AIM OF THE EXERCISE | Every record must be written out once more, with nothing added or omitted.

# Start of SUPPLIED MATERIAL

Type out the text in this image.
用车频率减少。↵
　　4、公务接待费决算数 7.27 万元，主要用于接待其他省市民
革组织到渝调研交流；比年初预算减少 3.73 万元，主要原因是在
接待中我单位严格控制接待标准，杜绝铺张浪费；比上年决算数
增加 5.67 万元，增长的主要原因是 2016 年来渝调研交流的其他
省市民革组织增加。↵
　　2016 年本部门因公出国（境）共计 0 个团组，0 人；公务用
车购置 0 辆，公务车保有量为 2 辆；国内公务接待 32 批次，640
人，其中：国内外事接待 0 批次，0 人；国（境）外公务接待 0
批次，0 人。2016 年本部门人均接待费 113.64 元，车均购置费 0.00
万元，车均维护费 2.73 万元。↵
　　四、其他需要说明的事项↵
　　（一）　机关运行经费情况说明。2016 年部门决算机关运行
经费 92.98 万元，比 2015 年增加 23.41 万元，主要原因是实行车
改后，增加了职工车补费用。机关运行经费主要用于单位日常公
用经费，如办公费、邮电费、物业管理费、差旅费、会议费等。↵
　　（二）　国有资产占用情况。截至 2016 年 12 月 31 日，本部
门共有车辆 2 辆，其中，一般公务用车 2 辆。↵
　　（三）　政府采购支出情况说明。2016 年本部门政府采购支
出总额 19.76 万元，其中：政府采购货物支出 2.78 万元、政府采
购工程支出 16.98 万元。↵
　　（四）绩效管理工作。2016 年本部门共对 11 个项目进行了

# End of SUPPLIED MATERIAL

EXERCISE OUTPUT |
Type out the text in this image.
用车频率减少。↵
　　4、公务接待费决算数 7.27 万元，主要用于接待其他省市民
革组织到渝调研交流；比年初预算减少 3.73 万元，主要原因是在
接待中我单位严格控制接待标准，杜绝铺张浪费；比上年决算数
增加 5.67 万元，增长的主要原因是 2016 年来渝调研交流的其他
省市民革组织增加。↵
　　2016 年本部门因公出国（境）共计 0 个团组，0 人；公务用
车购置 0 辆，公务车保有量为 2 辆；国内公务接待 32 批次，640
人，其中：国内外事接待 0 批次，0 人；国（境）外公务接待 0
批次，0 人。2016 年本部门人均接待费 113.64 元，车均购置费 0.00
万元，车均维护费 2.73 万元。↵
　　四、其他需要说明的事项↵
　　（一）　机关运行经费情况说明。2016 年部门决算机关运行
经费 92.98 万元，比 2015 年增加 23.41 万元，主要原因是实行车
改后，增加了职工车补费用。机关运行经费主要用于单位日常公
用经费，如办公费、邮电费、物业管理费、差旅费、会议费等。↵
　　（二）　国有资产占用情况。截至 2016 年 12 月 31 日，本部
门共有车辆 2 辆，其中，一般公务用车 2 辆。↵
　　（三）　政府采购支出情况说明。2016 年本部门政府采购支
出总额 19.76 万元，其中：政府采购货物支出 2.78 万元、政府采
购工程支出 16.98 万元。↵
　　（四）绩效管理工作。2016 年本部门共对 11 个项目进行了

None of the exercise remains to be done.